* **PROBLEM STATEMENT**
Print out the entries below with no edits.

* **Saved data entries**

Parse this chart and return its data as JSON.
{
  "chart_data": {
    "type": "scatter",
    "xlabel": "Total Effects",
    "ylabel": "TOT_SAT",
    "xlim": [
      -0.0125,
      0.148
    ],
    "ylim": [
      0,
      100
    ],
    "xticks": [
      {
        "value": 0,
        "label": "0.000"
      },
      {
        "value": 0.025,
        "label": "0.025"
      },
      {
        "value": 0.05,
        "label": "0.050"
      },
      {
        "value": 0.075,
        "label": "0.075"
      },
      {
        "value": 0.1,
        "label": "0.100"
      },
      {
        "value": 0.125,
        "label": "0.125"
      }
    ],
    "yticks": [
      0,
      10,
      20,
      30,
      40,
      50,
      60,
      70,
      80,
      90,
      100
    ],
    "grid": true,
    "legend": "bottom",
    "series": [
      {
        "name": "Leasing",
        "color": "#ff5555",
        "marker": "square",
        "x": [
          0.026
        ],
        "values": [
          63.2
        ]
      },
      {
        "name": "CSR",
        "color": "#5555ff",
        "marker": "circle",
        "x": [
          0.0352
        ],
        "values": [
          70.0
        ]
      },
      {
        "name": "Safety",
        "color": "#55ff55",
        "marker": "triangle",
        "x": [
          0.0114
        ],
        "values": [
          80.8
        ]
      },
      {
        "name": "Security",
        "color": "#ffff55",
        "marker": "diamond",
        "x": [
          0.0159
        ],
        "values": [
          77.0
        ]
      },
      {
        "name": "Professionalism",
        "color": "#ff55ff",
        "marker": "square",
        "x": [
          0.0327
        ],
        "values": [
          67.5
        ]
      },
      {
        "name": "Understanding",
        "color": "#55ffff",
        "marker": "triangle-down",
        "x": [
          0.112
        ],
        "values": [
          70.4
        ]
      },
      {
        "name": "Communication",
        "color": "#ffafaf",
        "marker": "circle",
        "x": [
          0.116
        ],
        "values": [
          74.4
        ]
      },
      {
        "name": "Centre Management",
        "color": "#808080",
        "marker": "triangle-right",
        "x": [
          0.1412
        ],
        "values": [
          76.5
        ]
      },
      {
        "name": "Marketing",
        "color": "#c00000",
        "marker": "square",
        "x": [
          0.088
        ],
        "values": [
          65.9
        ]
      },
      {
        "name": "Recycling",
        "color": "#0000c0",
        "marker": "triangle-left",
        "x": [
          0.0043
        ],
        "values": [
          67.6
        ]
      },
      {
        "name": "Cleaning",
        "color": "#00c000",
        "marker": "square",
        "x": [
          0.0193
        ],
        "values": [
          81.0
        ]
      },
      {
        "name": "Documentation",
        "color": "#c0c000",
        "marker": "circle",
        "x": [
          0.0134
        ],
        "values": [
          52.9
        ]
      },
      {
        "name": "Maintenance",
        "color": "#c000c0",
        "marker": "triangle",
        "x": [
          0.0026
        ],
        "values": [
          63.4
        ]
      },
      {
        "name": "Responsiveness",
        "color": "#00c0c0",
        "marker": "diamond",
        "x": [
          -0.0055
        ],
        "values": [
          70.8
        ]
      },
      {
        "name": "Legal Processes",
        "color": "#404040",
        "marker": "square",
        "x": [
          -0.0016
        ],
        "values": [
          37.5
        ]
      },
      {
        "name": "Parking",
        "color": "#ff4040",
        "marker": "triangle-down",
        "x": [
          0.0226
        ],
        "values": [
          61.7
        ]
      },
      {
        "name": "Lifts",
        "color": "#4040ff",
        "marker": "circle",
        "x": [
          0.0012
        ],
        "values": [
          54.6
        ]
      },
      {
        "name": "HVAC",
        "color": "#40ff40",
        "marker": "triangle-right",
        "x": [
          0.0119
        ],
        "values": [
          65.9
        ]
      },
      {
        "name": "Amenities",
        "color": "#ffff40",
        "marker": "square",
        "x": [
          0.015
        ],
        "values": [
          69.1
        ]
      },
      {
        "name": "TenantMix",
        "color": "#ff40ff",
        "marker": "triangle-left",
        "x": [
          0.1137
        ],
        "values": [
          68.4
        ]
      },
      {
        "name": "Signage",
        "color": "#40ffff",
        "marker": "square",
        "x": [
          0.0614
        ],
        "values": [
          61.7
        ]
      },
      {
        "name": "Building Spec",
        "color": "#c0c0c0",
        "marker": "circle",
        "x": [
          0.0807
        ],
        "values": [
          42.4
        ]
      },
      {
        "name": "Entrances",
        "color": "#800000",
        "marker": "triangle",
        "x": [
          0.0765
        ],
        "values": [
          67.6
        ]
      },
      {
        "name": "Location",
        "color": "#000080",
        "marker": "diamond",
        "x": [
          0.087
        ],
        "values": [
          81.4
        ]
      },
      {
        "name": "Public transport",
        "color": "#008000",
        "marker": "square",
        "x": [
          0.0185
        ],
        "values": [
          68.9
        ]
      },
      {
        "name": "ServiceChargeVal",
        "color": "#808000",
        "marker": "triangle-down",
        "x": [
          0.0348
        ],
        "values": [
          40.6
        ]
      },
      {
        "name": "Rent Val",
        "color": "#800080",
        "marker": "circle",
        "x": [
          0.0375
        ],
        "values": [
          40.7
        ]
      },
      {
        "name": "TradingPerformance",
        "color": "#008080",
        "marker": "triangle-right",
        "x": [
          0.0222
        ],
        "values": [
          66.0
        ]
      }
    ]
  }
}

* **WRITTEN SOLUTION**
Parse this chart and return its data as JSON.
{
  "chart_data": {
    "type": "scatter",
    "xlabel": "Total Effects",
    "ylabel": "TOT_SAT",
    "xlim": [
      -0.0125,
      0.148
    ],
    "ylim": [
      0,
      100
    ],
    "xticks": [
      {
        "value": 0,
        "label": "0.000"
      },
      {
        "value": 0.025,
        "label": "0.025"
      },
      {
        "value": 0.05,
        "label": "0.050"
      },
      {
        "value": 0.075,
        "label": "0.075"
      },
      {
        "value": 0.1,
        "label": "0.100"
      },
      {
        "value": 0.125,
        "label": "0.125"
      }
    ],
    "yticks": [
      0,
      10,
      20,
      30,
      40,
      50,
      60,
      70,
      80,
      90,
      100
    ],
    "grid": true,
    "legend": "bottom",
    "series": [
      {
        "name": "Leasing",
        "color": "#ff5555",
        "marker": "square",
        "x": [
          0.026
        ],
        "values": [
          63.2
        ]
      },
      {
        "name": "CSR",
        "color": "#5555ff",
        "marker": "circle",
        "x": [
          0.0352
        ],
        "values": [
          70.0
        ]
      },
      {
        "name": "Safety",
        "color": "#55ff55",
        "marker": "triangle",
        "x": [
          0.0114
        ],
        "values": [
          80.8
        ]
      },
      {
        "name": "Security",
        "color": "#ffff55",
        "marker": "diamond",
        "x": [
          0.0159
        ],
        "values": [
          77.0
        ]
      },
      {
        "name": "Professionalism",
        "color": "#ff55ff",
        "marker": "square",
        "x": [
          0.0327
        ],
        "values": [
          67.5
        ]
      },
      {
        "name": "Understanding",
        "color": "#55ffff",
        "marker": "triangle-down",
        "x": [
          0.112
        ],
        "values": [
          70.4
        ]
      },
      {
        "name": "Communication",
        "color": "#ffafaf",
        "marker": "circle",
        "x": [
          0.116
        ],
        "values": [
          74.4
        ]
      },
      {
        "name": "Centre Management",
        "color": "#808080",
        "marker": "triangle-right",
        "x": [
          0.1412
        ],
        "values": [
          76.5
        ]
      },
      {
        "name": "Marketing",
        "color": "#c00000",
        "marker": "square",
        "x": [
          0.088
        ],
        "values": [
          65.9
        ]
      },
      {
        "name": "Recycling",
        "color": "#0000c0",
        "marker": "triangle-left",
        "x": [
          0.0043
        ],
        "values": [
          67.6
        ]
      },
      {
        "name": "Cleaning",
        "color": "#00c000",
        "marker": "square",
        "x": [
          0.0193
        ],
        "values": [
          81.0
        ]
      },
      {
        "name": "Documentation",
        "color": "#c0c000",
        "marker": "circle",
        "x": [
          0.0134
        ],
        "values": [
          52.9
        ]
      },
      {
        "name": "Maintenance",
        "color": "#c000c0",
        "marker": "triangle",
        "x": [
          0.0026
        ],
        "values": [
          63.4
        ]
      },
      {
        "name": "Responsiveness",
        "color": "#00c0c0",
        "marker": "diamond",
        "x": [
          -0.0055
        ],
        "values": [
          70.8
        ]
      },
      {
        "name": "Legal Processes",
        "color": "#404040",
        "marker": "square",
        "x": [
          -0.0016
        ],
        "values": [
          37.5
        ]
      },
      {
        "name": "Parking",
        "color": "#ff4040",
        "marker": "triangle-down",
        "x": [
          0.0226
        ],
        "values": [
          61.7
        ]
      },
      {
        "name": "Lifts",
        "color": "#4040ff",
        "marker": "circle",
        "x": [
          0.0012
        ],
        "values": [
          54.6
        ]
      },
      {
        "name": "HVAC",
        "color": "#40ff40",
        "marker": "triangle-right",
        "x": [
          0.0119
        ],
        "values": [
          65.9
        ]
      },
      {
        "name": "Amenities",
        "color": "#ffff40",
        "marker": "square",
        "x": [
          0.015
        ],
        "values": [
          69.1
        ]
      },
      {
        "name": "TenantMix",
        "color": "#ff40ff",
        "marker": "triangle-left",
        "x": [
          0.1137
        ],
        "values": [
          68.4
        ]
      },
      {
        "name": "Signage",
        "color": "#40ffff",
        "marker": "square",
        "x": [
          0.0614
        ],
        "values": [
          61.7
        ]
      },
      {
        "name": "Building Spec",
        "color": "#c0c0c0",
        "marker": "circle",
        "x": [
          0.0807
        ],
        "values": [
          42.4
        ]
      },
      {
        "name": "Entrances",
        "color": "#800000",
        "marker": "triangle",
        "x": [
          0.0765
        ],
        "values": [
          67.6
        ]
      },
      {
        "name": "Location",
        "color": "#000080",
        "marker": "diamond",
        "x": [
          0.087
        ],
        "values": [
          81.4
        ]
      },
      {
        "name": "Public transport",
        "color": "#008000",
        "marker": "square",
        "x": [
          0.0185
        ],
        "values": [
          68.9
        ]
      },
      {
        "name": "ServiceChargeVal",
        "color": "#808000",
        "marker": "triangle-down",
        "x": [
          0.0348
        ],
        "values": [
          40.6
        ]
      },
      {
        "name": "Rent Val",
        "color": "#800080",
        "marker": "circle",
        "x": [
          0.0375
        ],
        "values": [
          40.7
        ]
      },
      {
        "name": "TradingPerformance",
        "color": "#008080",
        "marker": "triangle-right",
        "x": [
          0.0222
        ],
        "values": [
          66.0
        ]
      }
    ]
  }
}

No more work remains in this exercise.